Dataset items
>>

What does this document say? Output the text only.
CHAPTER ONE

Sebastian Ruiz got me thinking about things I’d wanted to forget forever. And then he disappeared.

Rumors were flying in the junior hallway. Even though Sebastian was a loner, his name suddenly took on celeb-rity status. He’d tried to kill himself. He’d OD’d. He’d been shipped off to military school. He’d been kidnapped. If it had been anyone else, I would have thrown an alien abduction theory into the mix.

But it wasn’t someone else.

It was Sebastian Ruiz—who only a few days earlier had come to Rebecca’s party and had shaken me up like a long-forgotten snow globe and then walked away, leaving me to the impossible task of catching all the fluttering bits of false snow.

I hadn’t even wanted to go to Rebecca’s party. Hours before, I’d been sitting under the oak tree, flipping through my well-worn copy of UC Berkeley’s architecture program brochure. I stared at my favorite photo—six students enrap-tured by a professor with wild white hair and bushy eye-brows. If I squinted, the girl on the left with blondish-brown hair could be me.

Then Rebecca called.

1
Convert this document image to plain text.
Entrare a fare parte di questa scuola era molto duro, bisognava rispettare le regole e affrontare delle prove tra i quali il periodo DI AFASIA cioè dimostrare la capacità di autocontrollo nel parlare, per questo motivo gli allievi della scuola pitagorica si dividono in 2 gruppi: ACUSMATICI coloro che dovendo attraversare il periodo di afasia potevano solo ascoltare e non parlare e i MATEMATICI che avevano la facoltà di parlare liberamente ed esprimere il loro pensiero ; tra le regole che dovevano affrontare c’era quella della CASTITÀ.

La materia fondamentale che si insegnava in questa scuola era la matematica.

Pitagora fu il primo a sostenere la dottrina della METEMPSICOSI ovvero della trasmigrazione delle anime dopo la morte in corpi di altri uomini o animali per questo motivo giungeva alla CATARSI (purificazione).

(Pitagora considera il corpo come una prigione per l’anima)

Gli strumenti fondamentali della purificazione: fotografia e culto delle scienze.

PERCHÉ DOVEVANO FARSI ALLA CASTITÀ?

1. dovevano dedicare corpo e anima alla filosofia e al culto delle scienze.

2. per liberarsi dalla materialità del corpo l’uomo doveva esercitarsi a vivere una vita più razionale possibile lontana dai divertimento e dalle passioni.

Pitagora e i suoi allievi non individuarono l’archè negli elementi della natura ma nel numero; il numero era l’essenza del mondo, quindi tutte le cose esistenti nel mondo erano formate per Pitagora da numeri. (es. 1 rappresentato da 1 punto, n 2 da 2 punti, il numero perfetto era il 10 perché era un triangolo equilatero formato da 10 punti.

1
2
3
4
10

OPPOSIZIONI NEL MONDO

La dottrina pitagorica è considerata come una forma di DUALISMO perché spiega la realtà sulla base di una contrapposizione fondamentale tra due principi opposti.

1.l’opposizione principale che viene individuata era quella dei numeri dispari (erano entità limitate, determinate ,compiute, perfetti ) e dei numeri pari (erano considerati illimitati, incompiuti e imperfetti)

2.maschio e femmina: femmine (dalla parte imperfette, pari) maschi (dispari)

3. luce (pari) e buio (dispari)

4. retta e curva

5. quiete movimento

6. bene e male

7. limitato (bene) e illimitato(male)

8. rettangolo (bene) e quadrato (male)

<<

### Problem requirements
Where a line above contains the string "motivo", copy that line.

### The response
Entrare a fare parte di questa scuola era molto duro, bisognava rispettare le regole e affrontare delle prove tra i quali il periodo DI AFASIA cioè dimostrare la capacità di autocontrollo nel parlare, per questo motivo gli allievi della scuola pitagorica si dividono in 2 gruppi: ACUSMATICI coloro che dovendo attraversare il periodo di afasia potevano solo ascoltare e non parlare e i MATEMATICI che avevano la facoltà di parlare liberamente ed esprimere il loro pensiero ; tra le regole che dovevano affrontare c’era quella della CASTITÀ.
Pitagora fu il primo a sostenere la dottrina della METEMPSICOSI ovvero della trasmigrazione delle anime dopo la morte in corpi di altri uomini o animali per questo motivo giungeva alla CATARSI (purificazione).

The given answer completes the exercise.